Mais do que o artesanato, o cajú e as memórias de paisagens inesquecíveis, a amizade é a melhor coisa que se pode trazer de África. Relato na primeira pessoa de uma viagem de afectos.
Sou irrecuperável nisso: prefiro as pessoas aos sítios. Não há sitio que não me recorde logo uma pessoa. E quando ela surge, fica, povoando, finalmente, o lugar de vida. Sei que vou irritar muitos, mas devo dizer que, sem ninguém, um lugar parece-me morto. Deprime-me pensar que não há sequer um olhar que sobre ele repouse. Os meus lugares são as pessoas sobre os sítios.
Nos últimos dois Verões, realizei um sonho: estive em África. Primeiro em Cabo Verde, depois em Moçambique. E fiz dois amigos nesses países. Mais, muito mais do que os encontros com políticos determinados pelo programa do grupo de estudo que integro, e as próprias virtudes da paisagem, o que realmente me ficou de Cabo Verde e Moçambique foi a amizade que fiz com duas pessoas: o Jerson, um miúdo cabo-verdiano, que tem o sonho de, um dia, poder vir estudar para Portugal e o Arão, um moçambicano de riso franco e comentário certeiro.

++++

- [Instruções de trabalho]
**1)** Responda às perguntas seguintes sobre o relato da viagem a África.
(a) Que países foram visitados nos dois últimos Verões, e por que ordem?
(b) Que sonho tem o Jerson?
(c) Na frase que começa por "Sei que vou irritar muitos", como parece um lugar sem ninguém?
**2)** Troque "sítios" por "locais" no relato da viagem a África, no trecho que vai de "Sou irrecuperável nisso: prefiro" até "sobre os sítios.", inclusive, e apresente esse trecho assim alterado.
**3)** Escreva a continuação do relato da viagem a África, a partir da última frase apresentada.

++++

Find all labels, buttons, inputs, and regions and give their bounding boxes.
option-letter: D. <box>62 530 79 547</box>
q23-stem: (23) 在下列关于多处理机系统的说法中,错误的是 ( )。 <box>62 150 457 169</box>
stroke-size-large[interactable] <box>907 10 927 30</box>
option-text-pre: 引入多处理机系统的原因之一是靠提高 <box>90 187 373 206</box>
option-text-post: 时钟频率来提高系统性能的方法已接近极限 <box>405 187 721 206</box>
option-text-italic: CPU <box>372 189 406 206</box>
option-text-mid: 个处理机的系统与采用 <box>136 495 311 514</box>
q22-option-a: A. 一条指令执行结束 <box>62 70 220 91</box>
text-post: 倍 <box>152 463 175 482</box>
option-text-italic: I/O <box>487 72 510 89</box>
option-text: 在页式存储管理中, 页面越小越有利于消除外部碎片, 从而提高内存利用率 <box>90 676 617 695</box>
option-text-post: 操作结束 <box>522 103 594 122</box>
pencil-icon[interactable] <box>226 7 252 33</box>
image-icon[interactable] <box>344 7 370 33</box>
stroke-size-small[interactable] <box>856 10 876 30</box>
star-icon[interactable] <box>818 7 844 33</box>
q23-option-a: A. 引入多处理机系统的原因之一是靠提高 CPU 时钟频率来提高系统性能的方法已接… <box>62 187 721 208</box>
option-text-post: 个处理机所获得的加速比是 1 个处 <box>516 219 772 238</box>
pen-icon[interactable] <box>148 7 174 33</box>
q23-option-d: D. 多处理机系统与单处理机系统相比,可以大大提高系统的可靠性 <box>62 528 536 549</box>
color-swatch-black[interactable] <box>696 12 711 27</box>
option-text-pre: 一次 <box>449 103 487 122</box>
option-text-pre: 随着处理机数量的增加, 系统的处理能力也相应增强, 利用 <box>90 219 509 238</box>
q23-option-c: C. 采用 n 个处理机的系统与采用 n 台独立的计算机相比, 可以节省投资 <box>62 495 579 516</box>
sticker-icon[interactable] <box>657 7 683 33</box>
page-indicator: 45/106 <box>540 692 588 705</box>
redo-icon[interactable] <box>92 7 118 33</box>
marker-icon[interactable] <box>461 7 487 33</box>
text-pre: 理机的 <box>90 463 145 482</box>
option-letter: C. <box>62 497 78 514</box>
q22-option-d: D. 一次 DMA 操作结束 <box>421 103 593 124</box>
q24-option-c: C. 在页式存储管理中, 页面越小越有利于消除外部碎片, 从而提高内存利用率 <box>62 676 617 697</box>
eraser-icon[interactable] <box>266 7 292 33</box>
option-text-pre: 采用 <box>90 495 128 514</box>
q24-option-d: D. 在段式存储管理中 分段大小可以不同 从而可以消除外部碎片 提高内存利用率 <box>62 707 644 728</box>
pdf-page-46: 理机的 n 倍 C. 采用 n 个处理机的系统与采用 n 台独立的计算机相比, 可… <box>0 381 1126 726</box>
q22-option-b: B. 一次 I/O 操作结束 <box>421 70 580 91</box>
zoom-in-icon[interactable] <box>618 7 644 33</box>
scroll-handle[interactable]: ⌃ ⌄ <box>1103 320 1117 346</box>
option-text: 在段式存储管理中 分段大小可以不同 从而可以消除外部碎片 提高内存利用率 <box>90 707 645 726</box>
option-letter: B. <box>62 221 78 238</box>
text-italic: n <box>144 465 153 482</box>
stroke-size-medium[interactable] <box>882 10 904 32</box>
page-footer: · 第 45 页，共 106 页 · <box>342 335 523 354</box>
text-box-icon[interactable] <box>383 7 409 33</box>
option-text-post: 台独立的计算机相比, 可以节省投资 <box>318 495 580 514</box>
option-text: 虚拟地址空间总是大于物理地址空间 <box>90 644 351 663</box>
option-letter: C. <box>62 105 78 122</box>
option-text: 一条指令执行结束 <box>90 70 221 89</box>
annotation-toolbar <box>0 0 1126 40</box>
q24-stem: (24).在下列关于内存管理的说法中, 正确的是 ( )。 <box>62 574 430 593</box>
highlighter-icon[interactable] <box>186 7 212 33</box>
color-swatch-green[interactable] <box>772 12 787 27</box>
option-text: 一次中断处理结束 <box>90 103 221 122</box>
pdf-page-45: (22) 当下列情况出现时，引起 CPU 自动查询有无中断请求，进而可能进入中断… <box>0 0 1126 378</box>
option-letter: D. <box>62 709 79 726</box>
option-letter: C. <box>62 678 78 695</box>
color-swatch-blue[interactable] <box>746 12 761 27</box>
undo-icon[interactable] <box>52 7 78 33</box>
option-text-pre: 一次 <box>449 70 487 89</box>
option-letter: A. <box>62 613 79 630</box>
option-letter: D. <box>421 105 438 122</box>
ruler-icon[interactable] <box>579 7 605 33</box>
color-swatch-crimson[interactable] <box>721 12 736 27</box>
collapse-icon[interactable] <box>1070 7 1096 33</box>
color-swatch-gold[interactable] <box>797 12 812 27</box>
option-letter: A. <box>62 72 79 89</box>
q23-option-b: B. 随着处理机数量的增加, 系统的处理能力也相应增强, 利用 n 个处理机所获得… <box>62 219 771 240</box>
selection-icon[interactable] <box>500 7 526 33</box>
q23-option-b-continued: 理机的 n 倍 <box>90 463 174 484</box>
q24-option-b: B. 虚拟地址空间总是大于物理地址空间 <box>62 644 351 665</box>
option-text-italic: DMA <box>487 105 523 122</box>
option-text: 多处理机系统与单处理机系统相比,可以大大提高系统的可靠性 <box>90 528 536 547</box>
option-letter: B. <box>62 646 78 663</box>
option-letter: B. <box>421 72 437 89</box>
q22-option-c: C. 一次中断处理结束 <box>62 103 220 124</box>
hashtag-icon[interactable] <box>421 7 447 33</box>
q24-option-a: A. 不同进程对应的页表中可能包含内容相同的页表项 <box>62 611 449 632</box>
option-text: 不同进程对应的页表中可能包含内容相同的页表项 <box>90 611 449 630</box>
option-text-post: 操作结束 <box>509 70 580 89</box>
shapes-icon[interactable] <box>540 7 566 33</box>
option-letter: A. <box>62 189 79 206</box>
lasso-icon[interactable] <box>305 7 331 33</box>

++++

- [As respostas]
**1)**
(a) Primeiro Cabo Verde, depois Moçambique.
(b) Poder vir estudar para Portugal, um dia.
(c) Parece morto.

**2)**
Sou irrecuperável nisso: prefiro as pessoas aos locais. Não há sitio que não me recorde logo uma pessoa. E quando ela surge, fica, povoando, finalmente, o lugar de vida. Sei que vou irritar muitos, mas devo dizer que, sem ninguém, um lugar parece-me morto. Deprime-me pensar que não há sequer um olhar que sobre ele repouse. Os meus lugares são as pessoas sobre os locais.

**3)**
O Jerson, encontrei-o na Achada de Santo António, em frente à residência onde estive alojado. Sabendo da importância que o futebol português tem no imaginário das crianças cabo-verdianas, perguntei-lhe para meter conversa: “És do Sporting, ou do Benfica?”. Ele, muito dono de si, pôs-me logo em sentido: “Sou do Futebol Clube do Porto”. “E este ano que o Porto vai perder?.” Respondeu-me que não e enumerou os jogadores que iriam lutar pelo título. Pois, o menino de catorze anos das mas da Achada de Santo António mostrou talento raro em matéria de previsões – o Porto ganhou o campeonato nessa época.
A partir desse momento, estabeleceu-se uma boa amizade entre nós. Ele aparecia na residência e pedia para falar com “O Nuno, um rapaz branco, alto”. Eu descia e ficávamos a conversar. Perguntava-lhe pelos estudos, desejava que ele fosse brioso para assim poder ir estudar, como os meus amigos cabo-verdianos, para Portugal. Prometeu, sorrindo com os olhos, que ia trabalhar para isso.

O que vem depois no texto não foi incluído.